(DOCUMENT EXTRACT):
┌────────
Types of Data (Edexcel GCSE Statistics): Revision Note

Exam code: 1ST0

Written by: Roger B

Reviewed by: Dan Finlay

Updated on 3 November 2024

Types of Collected Data

What types of data do I need to be familiar with?

There are a number of terms for types of data that you need to be familiar with
- You need to recognise and understand them when they appear in exam questions
- And be able to use them when writing your answers to questions
Raw data is data in exactly the form that it was collected
- i.e. before it has been organised or processed in any way
Raw data can be either quantitative or qualitative
- Quantitative data can be recorded as a number
  - e.g. heights, lengths of time, numbers of people or objects, shoe sizes, etc.
- Qualitative data cannot be recorded as a number
  - e.g. colours, flavours, kinds of animal, makes of car, etc.
└────────
(RECORDS):
┌────────
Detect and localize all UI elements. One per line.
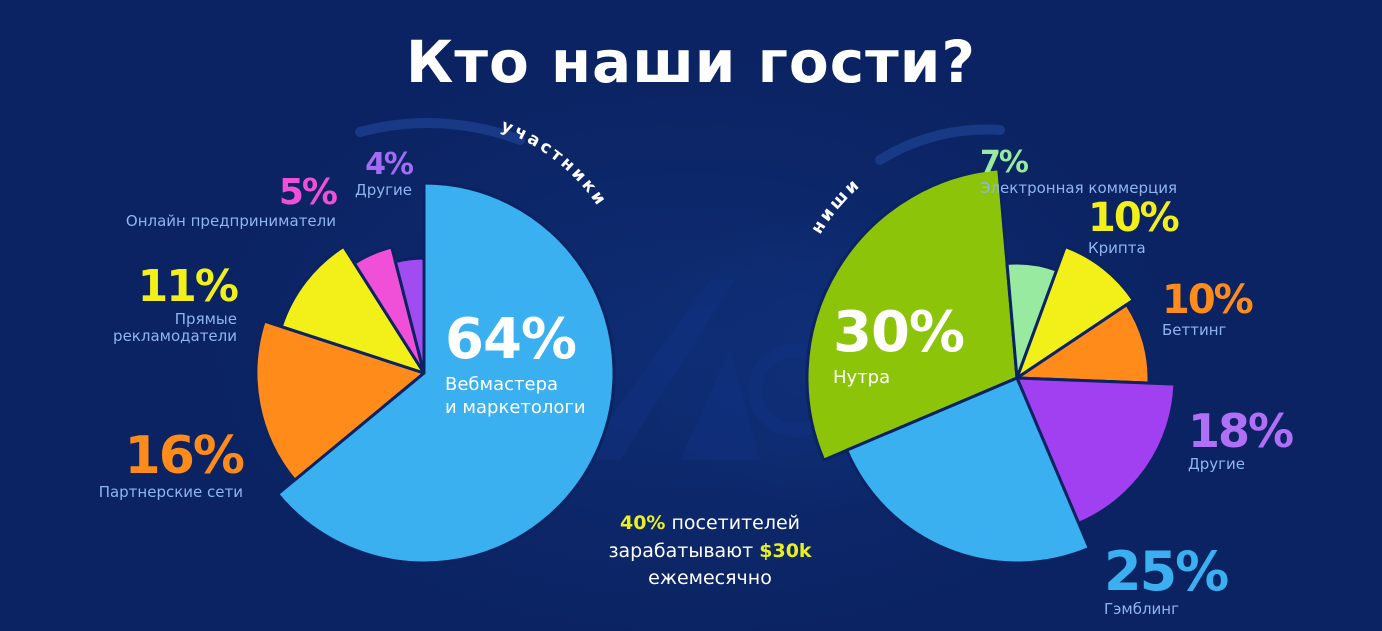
- note-amount: $30k: [759, 539, 812, 562]
- pct-25: 25%: [1104, 540, 1229, 603]
- label-5: 5% Онлайн предприниматели: [100, 172, 338, 230]
- cap-5: Онлайн предприниматели: [125, 212, 336, 230]
- left-deco-arc: [355, 118, 525, 145]
- note-pct: 40%: [619, 512, 666, 534]
- label-4: 4% Другие: [330, 147, 414, 199]
- note-line-3: ежемесячно: [648, 567, 772, 590]
- niches-slice-3: [1015, 245, 1135, 380]
- note-line-2: зарабатывают $30k: [590, 538, 830, 566]
- cap-7: Электронная коммерция: [980, 179, 1177, 197]
- right-main-pct: 30%: [833, 300, 965, 365]
- cap-4: Другие: [355, 181, 412, 199]
- cap-11b: рекламодатели: [113, 326, 237, 345]
- participants-slice-4: [352, 245, 426, 375]
- cap-18: Другие: [1188, 455, 1245, 473]
- niches-slice-4: [1015, 303, 1151, 385]
- label-10-crypto: 10% Крипта: [1088, 195, 1180, 257]
- page-title: Кто наши гости?: [405, 28, 977, 96]
- pct-10-betting: 10%: [1162, 277, 1254, 323]
- label-16: 16% Партнерские сети: [60, 426, 245, 501]
- label-11: 11% Прямые рекламодатели: [80, 261, 239, 345]
- right-main-caption: Нутра: [833, 367, 891, 388]
- right-deco-arc: [875, 124, 1005, 165]
- label-10-betting: 10% Беттинг: [1162, 277, 1254, 339]
- pie-chart-participants: [254, 181, 616, 565]
- label-18: 18% Другие: [1188, 404, 1294, 473]
- left-main-label: 64% Вебмастера и маркетологи: [445, 312, 586, 419]
- cap-10-betting: Беттинг: [1162, 321, 1227, 339]
- left-main-caption-1: Вебмастера: [445, 374, 559, 395]
- cap-10-crypto: Крипта: [1088, 239, 1146, 257]
- niches-slice-1: [805, 167, 1019, 462]
- note-line-2-pre: зарабатывают: [608, 539, 760, 562]
- right-main-label: 30% Нутра: [833, 300, 965, 390]
- participants-slice-1: [276, 181, 616, 565]
- note-line-1-rest: посетителей: [665, 512, 801, 534]
- niches-slice-6: [845, 376, 1091, 565]
- niches-slice-5: [1015, 376, 1177, 525]
- participants-slice-3: [279, 244, 426, 375]
- pct-5: 5%: [278, 172, 338, 213]
- pct-10-crypto: 10%: [1088, 195, 1180, 241]
- label-25: 25% Гэмблинг: [1104, 540, 1229, 618]
- pct-4: 4%: [365, 147, 414, 182]
- cap-11a: Прямые: [174, 310, 237, 328]
- niches-arc-label: ниши: [807, 174, 865, 238]
- note-line-1: 40% посетителей: [590, 510, 830, 538]
- cap-16: Партнерские сети: [98, 483, 243, 501]
- pie-chart-niches: [805, 167, 1177, 565]
- pct-7: 7%: [980, 145, 1029, 180]
- label-7: 7% Электронная коммерция: [980, 148, 1177, 197]
- participants-arc-label: участники: [498, 116, 611, 211]
- cap-25: Гэмблинг: [1104, 600, 1179, 618]
- participants-slice-5: [393, 256, 426, 375]
- left-main-pct: 64%: [445, 307, 577, 372]
- watermark-logo: [580, 280, 820, 460]
- pct-18: 18%: [1188, 404, 1294, 458]
- pct-11: 11%: [137, 261, 239, 312]
- visitors-note: 40% посетителей зарабатывают $30k ежемес…: [590, 510, 830, 593]
- left-main-caption-2: и маркетологи: [445, 396, 586, 418]
- pct-16: 16%: [124, 426, 245, 486]
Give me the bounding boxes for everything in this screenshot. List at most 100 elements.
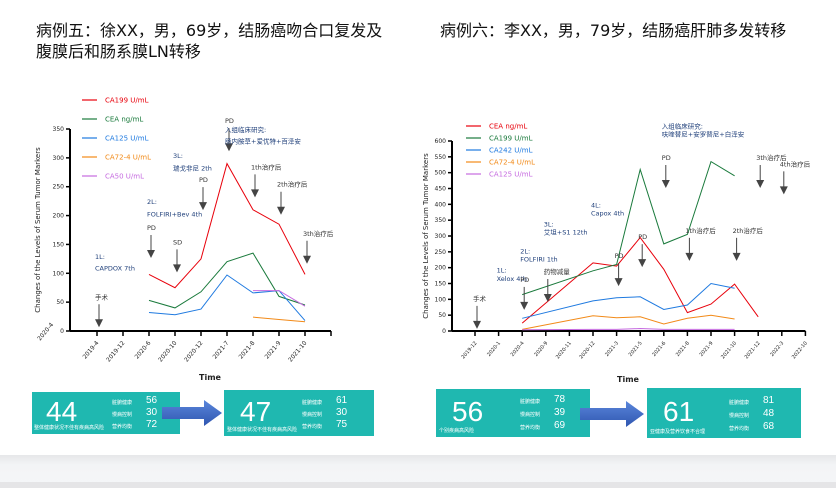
series-line xyxy=(253,290,306,307)
x-tick-label: 2022-10 xyxy=(791,340,809,360)
annotation-label: 手术 xyxy=(95,292,109,301)
x-tick-label: 2022-3 xyxy=(769,340,785,357)
metric-value: 72 xyxy=(146,419,158,430)
x-tick-label: 2020-11 xyxy=(555,340,573,360)
series-line xyxy=(522,282,735,319)
annotation-arrow-head xyxy=(661,180,670,188)
bottom-divider xyxy=(0,482,836,488)
score-subtitle: 亚健康及营养饮食不合理 xyxy=(650,429,706,435)
metric-value: 68 xyxy=(763,421,775,432)
annotation-label: 3L: xyxy=(544,221,554,229)
x-tick-label: 2019-12 xyxy=(460,340,478,360)
y-tick-label: 50 xyxy=(438,312,446,319)
metric-value: 78 xyxy=(554,394,566,405)
annotation-label: 1th治疗后 xyxy=(685,226,716,235)
metric-value: 69 xyxy=(554,420,566,431)
y-tick-label: 150 xyxy=(435,281,447,288)
y-tick-label: 0 xyxy=(442,328,446,335)
annotation-label: PD xyxy=(520,276,529,284)
annotation-label: 4th治疗后 xyxy=(780,159,811,168)
annotation-arrow-head xyxy=(685,252,694,261)
score-card-after: 47 整体健康状况不佳有疾病高风险 脏腑健康 慢病控制 营养均衡 61 30 7… xyxy=(224,390,374,436)
annotation-label: 入组临床研究: xyxy=(662,121,703,130)
y-tick-label: 250 xyxy=(53,184,65,191)
annotation-label: PD xyxy=(225,117,234,125)
arrow-right-icon xyxy=(162,400,222,426)
y-tick-label: 300 xyxy=(435,233,447,240)
y-tick-label: 450 xyxy=(435,186,447,193)
legend-label: CEA ng/mL xyxy=(489,123,527,131)
annotation-label: 1L: xyxy=(497,266,507,274)
annotation-label: SD xyxy=(173,238,182,246)
y-tick-label: 350 xyxy=(435,217,447,224)
score-value: 47 xyxy=(240,396,272,427)
score-subtitle: 个别疾病高风险 xyxy=(439,428,475,434)
metric-value: 30 xyxy=(336,407,348,418)
y-tick-label: 500 xyxy=(435,170,447,177)
metric-value: 61 xyxy=(336,395,348,406)
annotation-label: CAPDOX 7th xyxy=(95,264,135,272)
score-subtitle: 整体健康状况不佳有疾病高风险 xyxy=(227,427,298,433)
annotation-arrow-head xyxy=(756,180,765,188)
legend-label: CA125 U/mL xyxy=(105,135,149,143)
annotation-label: PD xyxy=(615,252,624,260)
metric-label: 脏腑健康 xyxy=(520,399,541,405)
case-5-title: 病例五：徐XX，男，69岁，结肠癌吻合口复发及腹膜后和肠系膜LN转移 xyxy=(36,21,383,61)
case-6-title: 病例六：李XX，男，79岁，结肠癌肝肺多发转移 xyxy=(440,21,787,40)
metric-label: 脏腑健康 xyxy=(302,400,323,406)
annotation-arrow-head xyxy=(303,255,311,264)
annotation-arrow-head xyxy=(199,202,207,211)
annotation-label: 1th治疗后 xyxy=(251,162,282,171)
series-line xyxy=(522,327,735,331)
annotation-arrow-head xyxy=(614,278,623,287)
annotation-label: PD xyxy=(638,233,647,241)
x-tick-label: 2021-12 xyxy=(744,340,762,360)
annotation-label: 2th治疗后 xyxy=(733,226,764,235)
annotation-arrow-head xyxy=(520,301,529,310)
legend-label: CA72-4 U/mL xyxy=(489,159,535,167)
y-tick-label: 550 xyxy=(435,154,447,161)
annotation-label: 呋喹替尼+安罗替尼+白泽安 xyxy=(662,129,745,138)
score-card-before: 44 整体健康状况不佳有疾病高风险 脏腑健康 慢病控制 营养均衡 56 30 7… xyxy=(32,392,180,434)
x-tick-label: 2020-1 xyxy=(486,340,502,357)
annotation-label: 2L: xyxy=(520,247,530,255)
x-tick-label: 2020-4 xyxy=(510,340,526,357)
score-subtitle: 整体健康状况不佳有疾病高风险 xyxy=(34,425,105,431)
annotation-label: 2th治疗后 xyxy=(277,180,308,189)
annotation-label: 2L: xyxy=(147,198,157,206)
y-tick-label: 350 xyxy=(53,126,65,133)
annotation-label: 手术 xyxy=(473,294,487,303)
annotation-label: 药物减量 xyxy=(544,267,571,276)
metric-label: 慢病控制 xyxy=(112,412,133,418)
series-line xyxy=(148,162,306,289)
legend-label: CA125 U/mL xyxy=(489,171,533,179)
metric-label: 营养均衡 xyxy=(729,426,750,432)
x-axis-label: Time xyxy=(199,373,222,382)
metric-value: 48 xyxy=(763,408,775,419)
score-value: 56 xyxy=(452,396,484,427)
y-tick-label: 200 xyxy=(53,213,65,220)
x-tick-label: 2021-8 xyxy=(675,340,691,357)
metric-value: 75 xyxy=(336,419,348,430)
series-line xyxy=(522,314,735,330)
score-card-before: 56 个别疾病高风险 脏腑健康 慢病控制 营养均衡 78 39 69 xyxy=(436,389,590,437)
x-tick-label: 2021-6 xyxy=(651,340,667,357)
annotation-label: PD xyxy=(147,224,156,232)
score-value: 61 xyxy=(663,396,695,427)
x-tick-label: 2021-10 xyxy=(720,340,738,360)
annotation-label: Xelox 4th xyxy=(497,275,527,283)
annotation-label: 1L: xyxy=(95,253,105,261)
y-tick-label: 100 xyxy=(435,296,447,303)
legend-label: CEA ng/mL xyxy=(105,116,143,124)
y-tick-label: 200 xyxy=(435,265,447,272)
x-tick-label: 2020-9 xyxy=(533,340,549,357)
series-line xyxy=(252,316,306,323)
annotation-arrow-head xyxy=(147,250,155,258)
legend-label: CA199 U/mL xyxy=(105,97,149,105)
metric-value: 30 xyxy=(146,407,158,418)
annotation-arrow-head xyxy=(543,294,552,302)
metric-value: 56 xyxy=(146,395,158,406)
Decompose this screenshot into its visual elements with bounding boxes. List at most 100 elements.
└────────
(WHAT THIS EXERCISE ASKS):
#1 According to the revision note on types of data, how does quantitative data differ from qualitative data?
#2 Reproduce the stretch of the revision note on types of data from "There are a" through "shoe sizes, etc.".

(EXERCISE ANSWERS):
#1 Quantitative data can be recorded as a number, but qualitative data cannot.

#2
There are a number of terms for types of data that you need to be familiar with
- You need to recognise and understand them when they appear in exam questions
- And be able to use them when writing your answers to questions
Raw data is data in exactly the form that it was collected
- i.e. before it has been organised or processed in any way
Raw data can be either quantitative or qualitative
- Quantitative data can be recorded as a number
  - e.g. heights, lengths of time, numbers of people or objects, shoe sizes, etc.